What this task involves
Condense the paragraph of the page text that begins "An essential attribute of complex systems" into a short bulleted list that keeps its main points.

Page text
━━━━━━━━━━━━━━━━
Male mosquitoes genetically engineered to produce offspring that die in the larval stage are nearing a release into the wild.
GM Mosquitoes Nearing Widespread Release in Malaysia | Wired Science from Wired.com
As we first reported back in January, Oxford spin-out Oxitec was nearing a deal with the Malaysian government to release millions of GM bugs to help kill off the mosquito population that carries dengue fever.
An essential attribute of complex systems is the almost absolute impossibility to predict the consequences of a change. To change something on the genetic level is an action that goes “under the belt” of self-repairing and self-sustaining systems. The demise of an entire group of insects, however harmful they may be, can have totally unexpected consequences, and the strange thing is that I see no scientific reports reflecting on this problem. Genetic modification is one thing, the effect on self-repairing complex systems is another thing. It feels a lot like “the ends justify the means” reasoning, which has set fire to many parts of this planet.
Every time I see a report like this, I am recalling the work I have done in building a simulation of ecological complex systems. We did this exactly for the reason of being able to reason about consequences, about cause and effect in such systems.
In my simulation work this was to detect possible sources of pollution, but it is not much different, and I would very much go back to that work with modern hardware resources to be able to do research on the effects of this mosquito injection. What we seem to find very hard to learn, is how to work with the system, like in Judo, to move with its innate self-healing mechanisms, instead of the Rambo mentality of throwing grenades at it.
━━━━━━━━━━━━━━━━
Input data
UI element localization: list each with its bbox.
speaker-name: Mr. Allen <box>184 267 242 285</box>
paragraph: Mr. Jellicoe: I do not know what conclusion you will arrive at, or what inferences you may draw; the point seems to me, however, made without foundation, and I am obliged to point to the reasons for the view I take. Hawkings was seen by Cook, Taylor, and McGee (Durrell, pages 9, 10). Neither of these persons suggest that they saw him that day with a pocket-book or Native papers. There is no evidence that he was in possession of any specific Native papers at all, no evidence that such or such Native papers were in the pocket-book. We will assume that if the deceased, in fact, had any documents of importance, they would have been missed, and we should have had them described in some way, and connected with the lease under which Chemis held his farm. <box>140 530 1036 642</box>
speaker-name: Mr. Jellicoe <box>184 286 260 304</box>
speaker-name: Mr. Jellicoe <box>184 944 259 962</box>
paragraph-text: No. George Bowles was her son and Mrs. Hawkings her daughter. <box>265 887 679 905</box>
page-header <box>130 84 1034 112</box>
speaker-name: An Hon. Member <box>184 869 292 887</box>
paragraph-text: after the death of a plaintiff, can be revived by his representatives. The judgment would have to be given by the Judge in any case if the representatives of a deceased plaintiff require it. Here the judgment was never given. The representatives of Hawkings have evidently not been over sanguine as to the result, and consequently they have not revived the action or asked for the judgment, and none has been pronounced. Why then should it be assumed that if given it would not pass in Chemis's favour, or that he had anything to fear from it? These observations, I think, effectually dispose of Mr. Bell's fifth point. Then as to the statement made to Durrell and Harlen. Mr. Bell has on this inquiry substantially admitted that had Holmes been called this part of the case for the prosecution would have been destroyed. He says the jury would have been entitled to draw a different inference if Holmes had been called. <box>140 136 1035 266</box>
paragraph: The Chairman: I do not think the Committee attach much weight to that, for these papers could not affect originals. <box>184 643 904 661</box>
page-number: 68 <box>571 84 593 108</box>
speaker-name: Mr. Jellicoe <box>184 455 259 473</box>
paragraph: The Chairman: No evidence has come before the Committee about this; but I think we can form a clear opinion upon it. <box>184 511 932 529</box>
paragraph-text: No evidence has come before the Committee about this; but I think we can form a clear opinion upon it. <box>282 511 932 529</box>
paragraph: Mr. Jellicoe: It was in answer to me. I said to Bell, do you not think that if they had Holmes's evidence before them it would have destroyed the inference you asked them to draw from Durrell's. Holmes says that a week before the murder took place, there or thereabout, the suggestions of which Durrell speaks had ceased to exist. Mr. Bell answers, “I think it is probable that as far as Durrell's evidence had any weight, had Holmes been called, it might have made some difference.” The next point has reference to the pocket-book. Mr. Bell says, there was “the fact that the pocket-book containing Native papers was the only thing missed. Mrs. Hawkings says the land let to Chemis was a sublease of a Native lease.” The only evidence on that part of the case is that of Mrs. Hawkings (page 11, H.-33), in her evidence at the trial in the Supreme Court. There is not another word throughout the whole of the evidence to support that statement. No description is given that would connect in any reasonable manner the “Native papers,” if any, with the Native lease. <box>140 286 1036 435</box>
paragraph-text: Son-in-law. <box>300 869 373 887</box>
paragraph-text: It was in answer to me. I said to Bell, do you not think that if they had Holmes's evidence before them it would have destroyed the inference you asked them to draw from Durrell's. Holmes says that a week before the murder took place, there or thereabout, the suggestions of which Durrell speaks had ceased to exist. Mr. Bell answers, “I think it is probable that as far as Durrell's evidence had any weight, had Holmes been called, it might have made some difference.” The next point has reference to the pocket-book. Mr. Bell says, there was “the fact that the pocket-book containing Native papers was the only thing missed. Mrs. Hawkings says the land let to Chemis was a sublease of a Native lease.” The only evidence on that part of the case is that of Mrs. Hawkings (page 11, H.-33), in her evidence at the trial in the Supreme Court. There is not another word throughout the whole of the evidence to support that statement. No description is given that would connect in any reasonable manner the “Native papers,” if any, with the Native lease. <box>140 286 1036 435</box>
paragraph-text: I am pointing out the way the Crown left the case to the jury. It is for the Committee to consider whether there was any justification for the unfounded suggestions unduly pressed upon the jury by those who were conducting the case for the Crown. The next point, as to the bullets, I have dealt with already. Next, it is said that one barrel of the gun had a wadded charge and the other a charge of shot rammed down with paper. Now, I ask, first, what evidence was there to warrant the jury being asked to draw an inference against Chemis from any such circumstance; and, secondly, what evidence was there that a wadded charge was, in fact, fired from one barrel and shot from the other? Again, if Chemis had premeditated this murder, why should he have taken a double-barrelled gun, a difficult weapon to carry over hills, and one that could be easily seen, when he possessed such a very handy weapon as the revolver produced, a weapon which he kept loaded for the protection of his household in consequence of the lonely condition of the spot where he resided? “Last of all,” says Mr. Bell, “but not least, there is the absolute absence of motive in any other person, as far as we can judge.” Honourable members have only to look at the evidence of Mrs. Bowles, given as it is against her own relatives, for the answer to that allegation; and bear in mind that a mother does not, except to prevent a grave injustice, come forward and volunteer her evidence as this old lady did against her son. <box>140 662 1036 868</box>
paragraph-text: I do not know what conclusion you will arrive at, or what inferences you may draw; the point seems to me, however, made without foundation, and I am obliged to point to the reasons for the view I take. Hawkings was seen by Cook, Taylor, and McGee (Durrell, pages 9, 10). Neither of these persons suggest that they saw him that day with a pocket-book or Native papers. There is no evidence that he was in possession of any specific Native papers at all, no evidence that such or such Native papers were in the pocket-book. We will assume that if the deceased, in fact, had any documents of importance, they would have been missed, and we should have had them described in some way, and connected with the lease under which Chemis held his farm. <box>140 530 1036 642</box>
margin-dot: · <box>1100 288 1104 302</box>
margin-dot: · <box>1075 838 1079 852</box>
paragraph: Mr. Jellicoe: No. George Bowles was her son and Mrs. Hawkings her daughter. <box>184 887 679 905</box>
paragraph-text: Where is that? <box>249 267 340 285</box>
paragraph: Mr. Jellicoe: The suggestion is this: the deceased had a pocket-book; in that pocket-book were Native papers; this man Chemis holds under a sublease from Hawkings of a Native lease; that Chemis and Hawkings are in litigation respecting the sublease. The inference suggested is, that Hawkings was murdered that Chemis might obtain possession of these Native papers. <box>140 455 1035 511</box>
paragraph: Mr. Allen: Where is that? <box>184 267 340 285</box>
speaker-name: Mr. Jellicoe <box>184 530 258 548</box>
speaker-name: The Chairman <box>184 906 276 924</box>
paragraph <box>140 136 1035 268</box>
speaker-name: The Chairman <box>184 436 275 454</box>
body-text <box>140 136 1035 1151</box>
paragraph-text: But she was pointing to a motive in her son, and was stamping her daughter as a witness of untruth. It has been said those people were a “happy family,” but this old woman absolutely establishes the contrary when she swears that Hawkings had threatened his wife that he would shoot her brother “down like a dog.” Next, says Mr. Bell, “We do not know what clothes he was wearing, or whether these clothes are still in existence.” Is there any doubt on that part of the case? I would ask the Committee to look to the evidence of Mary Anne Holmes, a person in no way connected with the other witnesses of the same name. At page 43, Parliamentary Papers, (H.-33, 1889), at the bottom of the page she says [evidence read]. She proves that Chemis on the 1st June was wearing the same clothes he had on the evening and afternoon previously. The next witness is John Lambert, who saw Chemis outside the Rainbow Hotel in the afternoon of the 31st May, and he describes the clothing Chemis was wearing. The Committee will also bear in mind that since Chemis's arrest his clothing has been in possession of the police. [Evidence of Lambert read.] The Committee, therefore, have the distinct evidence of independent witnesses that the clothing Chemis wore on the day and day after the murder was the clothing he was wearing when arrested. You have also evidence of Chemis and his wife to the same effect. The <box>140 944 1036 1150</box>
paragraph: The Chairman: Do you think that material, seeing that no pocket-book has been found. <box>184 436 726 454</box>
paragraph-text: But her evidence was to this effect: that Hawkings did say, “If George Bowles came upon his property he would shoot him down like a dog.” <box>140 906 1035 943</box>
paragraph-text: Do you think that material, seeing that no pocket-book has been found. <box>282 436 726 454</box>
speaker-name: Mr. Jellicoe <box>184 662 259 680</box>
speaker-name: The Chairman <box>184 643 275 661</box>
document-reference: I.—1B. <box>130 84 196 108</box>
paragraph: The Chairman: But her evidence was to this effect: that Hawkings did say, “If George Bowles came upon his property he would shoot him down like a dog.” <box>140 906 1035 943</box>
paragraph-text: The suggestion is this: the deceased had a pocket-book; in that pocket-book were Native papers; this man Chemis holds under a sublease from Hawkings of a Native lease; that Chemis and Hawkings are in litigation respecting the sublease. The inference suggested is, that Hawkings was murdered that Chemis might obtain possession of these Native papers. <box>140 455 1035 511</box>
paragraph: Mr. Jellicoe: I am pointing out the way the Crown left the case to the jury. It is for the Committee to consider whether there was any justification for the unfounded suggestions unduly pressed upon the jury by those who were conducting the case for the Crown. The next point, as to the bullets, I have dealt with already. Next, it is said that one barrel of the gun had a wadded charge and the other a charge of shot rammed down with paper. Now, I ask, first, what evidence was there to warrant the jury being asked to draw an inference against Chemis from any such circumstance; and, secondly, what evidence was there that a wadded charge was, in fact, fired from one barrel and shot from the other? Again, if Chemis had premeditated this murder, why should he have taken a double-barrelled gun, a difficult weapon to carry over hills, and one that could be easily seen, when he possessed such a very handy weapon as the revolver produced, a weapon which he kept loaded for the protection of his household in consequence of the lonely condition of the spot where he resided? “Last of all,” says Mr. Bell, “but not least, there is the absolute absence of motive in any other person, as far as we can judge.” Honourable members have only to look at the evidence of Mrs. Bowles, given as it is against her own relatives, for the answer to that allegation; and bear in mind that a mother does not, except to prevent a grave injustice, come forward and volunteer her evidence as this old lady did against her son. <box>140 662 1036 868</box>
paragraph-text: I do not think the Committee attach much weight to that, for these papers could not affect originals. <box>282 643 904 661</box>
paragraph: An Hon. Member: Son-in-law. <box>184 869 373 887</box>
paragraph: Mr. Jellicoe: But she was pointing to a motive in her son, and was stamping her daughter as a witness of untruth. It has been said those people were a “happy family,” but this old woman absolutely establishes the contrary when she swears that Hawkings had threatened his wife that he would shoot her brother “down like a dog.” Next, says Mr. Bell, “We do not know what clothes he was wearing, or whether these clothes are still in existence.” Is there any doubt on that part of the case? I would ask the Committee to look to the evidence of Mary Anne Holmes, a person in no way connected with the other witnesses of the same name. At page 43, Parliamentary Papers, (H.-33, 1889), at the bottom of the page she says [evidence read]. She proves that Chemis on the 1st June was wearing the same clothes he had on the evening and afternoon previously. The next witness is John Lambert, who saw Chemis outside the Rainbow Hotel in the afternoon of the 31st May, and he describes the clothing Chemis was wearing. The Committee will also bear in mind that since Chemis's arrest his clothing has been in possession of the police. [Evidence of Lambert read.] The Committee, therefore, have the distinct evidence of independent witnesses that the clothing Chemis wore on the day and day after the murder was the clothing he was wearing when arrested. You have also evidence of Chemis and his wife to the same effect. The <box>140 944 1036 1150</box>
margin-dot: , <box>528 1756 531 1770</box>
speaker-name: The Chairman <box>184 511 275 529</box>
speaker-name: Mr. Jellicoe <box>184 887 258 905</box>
━━━━━━━━━━━━━━━━
Answer section
- In complex systems, the consequences of a change are almost impossible to predict.
- A genetic change goes "under the belt" of self-repairing and self-sustaining systems.
- Wiping out an entire group of insects, even harmful ones, can have totally unexpected consequences.
- The writer sees no scientific reports that address this problem.
- Genetic modification is one matter; its effect on self-repairing complex systems is another.
- The approach resembles "the ends justify the means" reasoning, which has set fire to many parts of the planet.